Copy out the lines that have "this" in them.

RAW DATA –
——
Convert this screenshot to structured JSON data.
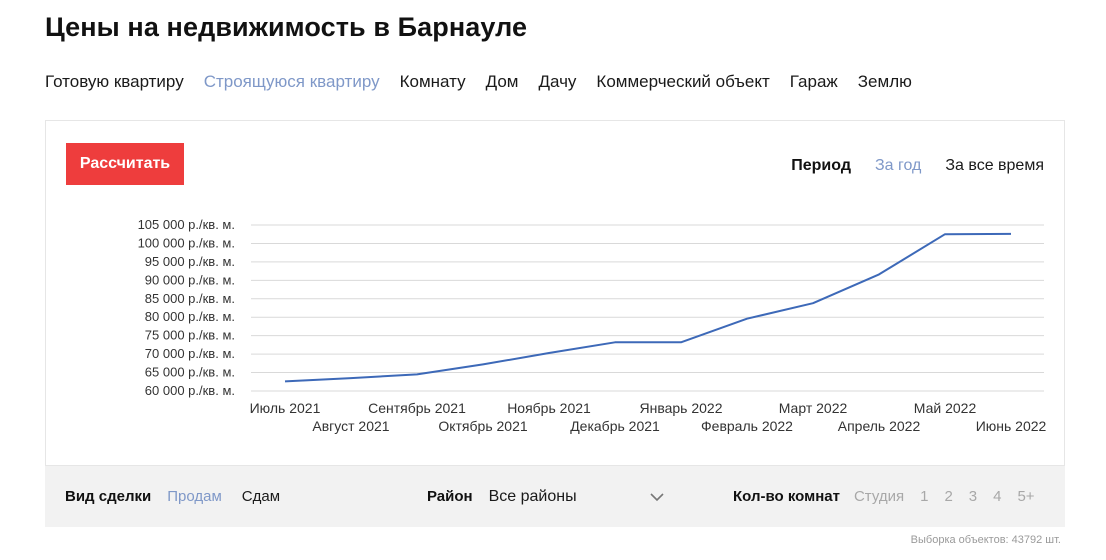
{
  "title": "Цены на недвижимость в Барнауле",
  "property_types": [
    {
      "label": "Готовую квартиру",
      "active": false
    },
    {
      "label": "Строящуюся квартиру",
      "active": true
    },
    {
      "label": "Комнату",
      "active": false
    },
    {
      "label": "Дом",
      "active": false
    },
    {
      "label": "Дачу",
      "active": false
    },
    {
      "label": "Коммерческий объект",
      "active": false
    },
    {
      "label": "Гараж",
      "active": false
    },
    {
      "label": "Землю",
      "active": false
    }
  ],
  "calc_button_label": "Рассчитать",
  "period": {
    "label": "Период",
    "options": [
      {
        "label": "За год",
        "active": true
      },
      {
        "label": "За все время",
        "active": false
      }
    ]
  },
  "chart_data": {
    "type": "line",
    "categories": [
      "Июль 2021",
      "Август 2021",
      "Сентябрь 2021",
      "Октябрь 2021",
      "Ноябрь 2021",
      "Декабрь 2021",
      "Январь 2022",
      "Февраль 2022",
      "Март 2022",
      "Апрель 2022",
      "Май 2022",
      "Июнь 2022"
    ],
    "values": [
      62600,
      63500,
      64500,
      67200,
      70300,
      73200,
      73200,
      79600,
      83800,
      91600,
      102500,
      102600
    ],
    "y_ticks": [
      {
        "value": 60000,
        "label": "60 000 р./кв. м."
      },
      {
        "value": 65000,
        "label": "65 000 р./кв. м."
      },
      {
        "value": 70000,
        "label": "70 000 р./кв. м."
      },
      {
        "value": 75000,
        "label": "75 000 р./кв. м."
      },
      {
        "value": 80000,
        "label": "80 000 р./кв. м."
      },
      {
        "value": 85000,
        "label": "85 000 р./кв. м."
      },
      {
        "value": 90000,
        "label": "90 000 р./кв. м."
      },
      {
        "value": 95000,
        "label": "95 000 р./кв. м."
      },
      {
        "value": 100000,
        "label": "100 000 р./кв. м."
      },
      {
        "value": 105000,
        "label": "105 000 р./кв. м."
      }
    ],
    "ylim": [
      60000,
      105000
    ],
    "grid": true,
    "line_color": "#3d69b8"
  },
  "filters": {
    "deal": {
      "label": "Вид сделки",
      "options": [
        {
          "label": "Продам",
          "active": true
        },
        {
          "label": "Сдам",
          "active": false
        }
      ]
    },
    "district": {
      "label": "Район",
      "value": "Все районы"
    },
    "rooms": {
      "label": "Кол-во комнат",
      "options": [
        "Студия",
        "1",
        "2",
        "3",
        "4",
        "5+"
      ]
    }
  },
  "count_note": "Выборка объектов: 43792 шт.",
  "colors": {
    "accent": "#7f98c8",
    "button": "#ee3d3d"
  }
}
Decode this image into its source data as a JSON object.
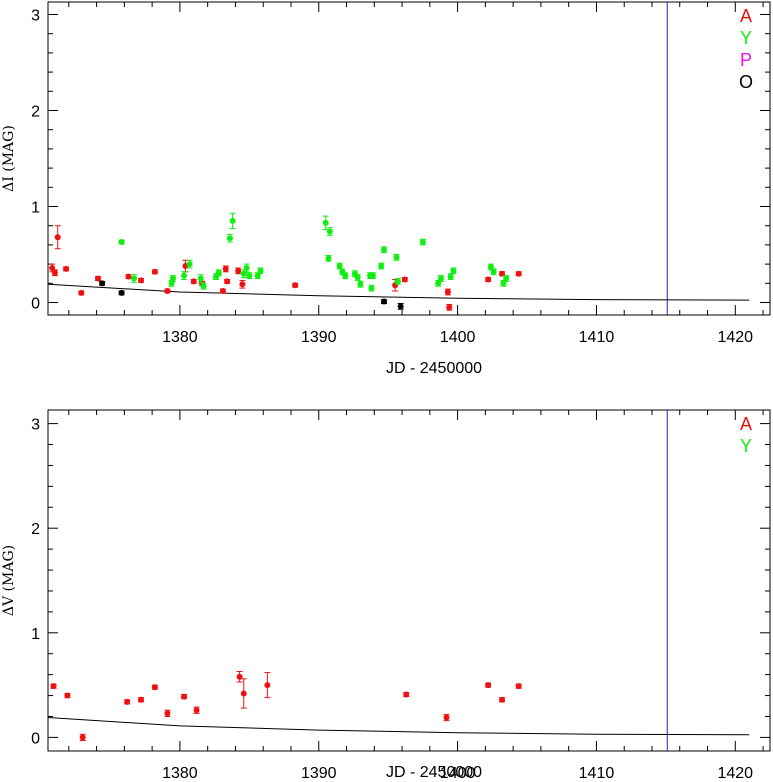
{
  "colors": {
    "A": "#ee1111",
    "Y": "#11ee11",
    "P": "#ee11ee",
    "O": "#000000",
    "marker_line": "#2222bb",
    "axes": "#000000"
  },
  "chart_data": [
    {
      "type": "scatter",
      "xlabel": "JD - 2450000",
      "ylabel": "ΔI  (MAG)",
      "xlim": [
        1370.5,
        1422.5
      ],
      "ylim": [
        -0.13,
        3.13
      ],
      "x_ticks": [
        1380,
        1390,
        1400,
        1410,
        1420
      ],
      "x_tick_labels": [
        "1380",
        "1390",
        "1400",
        "1410",
        "1420"
      ],
      "y_ticks": [
        0,
        1,
        2,
        3
      ],
      "y_tick_labels": [
        "0",
        "1",
        "2",
        "3"
      ],
      "grid": false,
      "legend": [
        "A",
        "Y",
        "P",
        "O"
      ],
      "legend_placement": "top-right",
      "vertical_line_x": 1415.1,
      "model_curve": {
        "x": [
          1370.5,
          1380,
          1390,
          1400,
          1410,
          1421
        ],
        "y": [
          0.19,
          0.11,
          0.07,
          0.045,
          0.03,
          0.025
        ]
      },
      "series": [
        {
          "name": "A",
          "points": [
            {
              "x": 1370.8,
              "y": 0.36,
              "e": 0.04
            },
            {
              "x": 1371.0,
              "y": 0.31,
              "e": 0.03
            },
            {
              "x": 1371.2,
              "y": 0.68,
              "e": 0.12
            },
            {
              "x": 1371.8,
              "y": 0.35,
              "e": 0.02
            },
            {
              "x": 1372.9,
              "y": 0.1,
              "e": 0.02
            },
            {
              "x": 1374.1,
              "y": 0.25,
              "e": 0.02
            },
            {
              "x": 1376.3,
              "y": 0.27,
              "e": 0.02
            },
            {
              "x": 1377.2,
              "y": 0.23,
              "e": 0.02
            },
            {
              "x": 1378.2,
              "y": 0.32,
              "e": 0.02
            },
            {
              "x": 1379.1,
              "y": 0.12,
              "e": 0.02
            },
            {
              "x": 1380.4,
              "y": 0.38,
              "e": 0.06
            },
            {
              "x": 1381.0,
              "y": 0.22,
              "e": 0.02
            },
            {
              "x": 1381.6,
              "y": 0.2,
              "e": 0.02
            },
            {
              "x": 1383.1,
              "y": 0.12,
              "e": 0.02
            },
            {
              "x": 1383.3,
              "y": 0.35,
              "e": 0.03
            },
            {
              "x": 1383.4,
              "y": 0.22,
              "e": 0.02
            },
            {
              "x": 1384.2,
              "y": 0.33,
              "e": 0.03
            },
            {
              "x": 1384.5,
              "y": 0.19,
              "e": 0.04
            },
            {
              "x": 1388.3,
              "y": 0.18,
              "e": 0.02
            },
            {
              "x": 1395.5,
              "y": 0.18,
              "e": 0.06
            },
            {
              "x": 1396.2,
              "y": 0.24,
              "e": 0.02
            },
            {
              "x": 1399.3,
              "y": 0.11,
              "e": 0.03
            },
            {
              "x": 1399.4,
              "y": -0.05,
              "e": 0.03
            },
            {
              "x": 1402.2,
              "y": 0.24,
              "e": 0.02
            },
            {
              "x": 1403.2,
              "y": 0.3,
              "e": 0.02
            },
            {
              "x": 1404.4,
              "y": 0.3,
              "e": 0.02
            }
          ]
        },
        {
          "name": "Y",
          "points": [
            {
              "x": 1375.8,
              "y": 0.63,
              "e": 0.02
            },
            {
              "x": 1376.7,
              "y": 0.25,
              "e": 0.04
            },
            {
              "x": 1379.4,
              "y": 0.2,
              "e": 0.03
            },
            {
              "x": 1379.5,
              "y": 0.25,
              "e": 0.03
            },
            {
              "x": 1380.3,
              "y": 0.28,
              "e": 0.04
            },
            {
              "x": 1380.7,
              "y": 0.4,
              "e": 0.04
            },
            {
              "x": 1381.5,
              "y": 0.25,
              "e": 0.04
            },
            {
              "x": 1381.7,
              "y": 0.17,
              "e": 0.03
            },
            {
              "x": 1382.6,
              "y": 0.27,
              "e": 0.03
            },
            {
              "x": 1382.8,
              "y": 0.31,
              "e": 0.03
            },
            {
              "x": 1383.6,
              "y": 0.67,
              "e": 0.04
            },
            {
              "x": 1383.8,
              "y": 0.85,
              "e": 0.08
            },
            {
              "x": 1384.6,
              "y": 0.3,
              "e": 0.04
            },
            {
              "x": 1384.8,
              "y": 0.36,
              "e": 0.04
            },
            {
              "x": 1385.0,
              "y": 0.28,
              "e": 0.03
            },
            {
              "x": 1385.6,
              "y": 0.28,
              "e": 0.03
            },
            {
              "x": 1385.8,
              "y": 0.33,
              "e": 0.03
            },
            {
              "x": 1390.5,
              "y": 0.83,
              "e": 0.07
            },
            {
              "x": 1390.7,
              "y": 0.46,
              "e": 0.03
            },
            {
              "x": 1390.8,
              "y": 0.74,
              "e": 0.04
            },
            {
              "x": 1391.5,
              "y": 0.38,
              "e": 0.03
            },
            {
              "x": 1391.7,
              "y": 0.32,
              "e": 0.03
            },
            {
              "x": 1391.9,
              "y": 0.28,
              "e": 0.03
            },
            {
              "x": 1392.6,
              "y": 0.3,
              "e": 0.03
            },
            {
              "x": 1392.8,
              "y": 0.26,
              "e": 0.03
            },
            {
              "x": 1393.0,
              "y": 0.19,
              "e": 0.03
            },
            {
              "x": 1393.7,
              "y": 0.28,
              "e": 0.03
            },
            {
              "x": 1393.8,
              "y": 0.15,
              "e": 0.03
            },
            {
              "x": 1393.9,
              "y": 0.28,
              "e": 0.03
            },
            {
              "x": 1394.5,
              "y": 0.38,
              "e": 0.03
            },
            {
              "x": 1394.7,
              "y": 0.55,
              "e": 0.03
            },
            {
              "x": 1395.6,
              "y": 0.47,
              "e": 0.03
            },
            {
              "x": 1395.7,
              "y": 0.22,
              "e": 0.03
            },
            {
              "x": 1397.5,
              "y": 0.63,
              "e": 0.03
            },
            {
              "x": 1398.6,
              "y": 0.2,
              "e": 0.03
            },
            {
              "x": 1398.8,
              "y": 0.25,
              "e": 0.03
            },
            {
              "x": 1399.5,
              "y": 0.27,
              "e": 0.03
            },
            {
              "x": 1399.7,
              "y": 0.33,
              "e": 0.03
            },
            {
              "x": 1402.4,
              "y": 0.37,
              "e": 0.03
            },
            {
              "x": 1402.6,
              "y": 0.32,
              "e": 0.03
            },
            {
              "x": 1403.3,
              "y": 0.2,
              "e": 0.03
            },
            {
              "x": 1403.5,
              "y": 0.25,
              "e": 0.03
            }
          ]
        },
        {
          "name": "O",
          "points": [
            {
              "x": 1374.4,
              "y": 0.2,
              "e": 0.02
            },
            {
              "x": 1375.8,
              "y": 0.1,
              "e": 0.02
            },
            {
              "x": 1394.7,
              "y": 0.01,
              "e": 0.02
            },
            {
              "x": 1395.9,
              "y": -0.04,
              "e": 0.03
            }
          ]
        }
      ]
    },
    {
      "type": "scatter",
      "xlabel": "JD - 2450000",
      "ylabel": "ΔV  (MAG)",
      "xlim": [
        1370.5,
        1422.5
      ],
      "ylim": [
        -0.13,
        3.13
      ],
      "x_ticks": [
        1380,
        1390,
        1400,
        1410,
        1420
      ],
      "x_tick_labels": [
        "1380",
        "1390",
        "1400",
        "1410",
        "1420"
      ],
      "y_ticks": [
        0,
        1,
        2,
        3
      ],
      "y_tick_labels": [
        "0",
        "1",
        "2",
        "3"
      ],
      "grid": false,
      "legend": [
        "A",
        "Y"
      ],
      "legend_placement": "top-right",
      "vertical_line_x": 1415.1,
      "model_curve": {
        "x": [
          1370.5,
          1380,
          1390,
          1400,
          1410,
          1421
        ],
        "y": [
          0.19,
          0.11,
          0.07,
          0.045,
          0.03,
          0.025
        ]
      },
      "series": [
        {
          "name": "A",
          "points": [
            {
              "x": 1370.9,
              "y": 0.49,
              "e": 0.02
            },
            {
              "x": 1371.9,
              "y": 0.4,
              "e": 0.02
            },
            {
              "x": 1373.0,
              "y": 0.0,
              "e": 0.03
            },
            {
              "x": 1376.2,
              "y": 0.34,
              "e": 0.02
            },
            {
              "x": 1377.2,
              "y": 0.36,
              "e": 0.02
            },
            {
              "x": 1378.2,
              "y": 0.48,
              "e": 0.02
            },
            {
              "x": 1379.1,
              "y": 0.23,
              "e": 0.03
            },
            {
              "x": 1380.3,
              "y": 0.39,
              "e": 0.02
            },
            {
              "x": 1381.2,
              "y": 0.26,
              "e": 0.03
            },
            {
              "x": 1384.3,
              "y": 0.58,
              "e": 0.05
            },
            {
              "x": 1384.6,
              "y": 0.42,
              "e": 0.14
            },
            {
              "x": 1386.3,
              "y": 0.5,
              "e": 0.12
            },
            {
              "x": 1396.3,
              "y": 0.41,
              "e": 0.02
            },
            {
              "x": 1399.2,
              "y": 0.19,
              "e": 0.03
            },
            {
              "x": 1402.2,
              "y": 0.5,
              "e": 0.02
            },
            {
              "x": 1403.2,
              "y": 0.36,
              "e": 0.02
            },
            {
              "x": 1404.4,
              "y": 0.49,
              "e": 0.02
            }
          ]
        },
        {
          "name": "Y",
          "points": []
        }
      ]
    }
  ]
}
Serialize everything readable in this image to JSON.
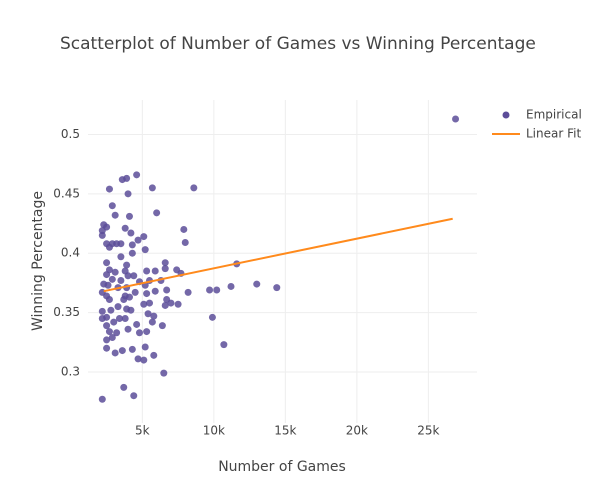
——
IN RESPONSE –
Convert this screenshot to structured JSON data.
Decode this image into its source data as a JSON object.
Serialize everything readable in this image to JSON.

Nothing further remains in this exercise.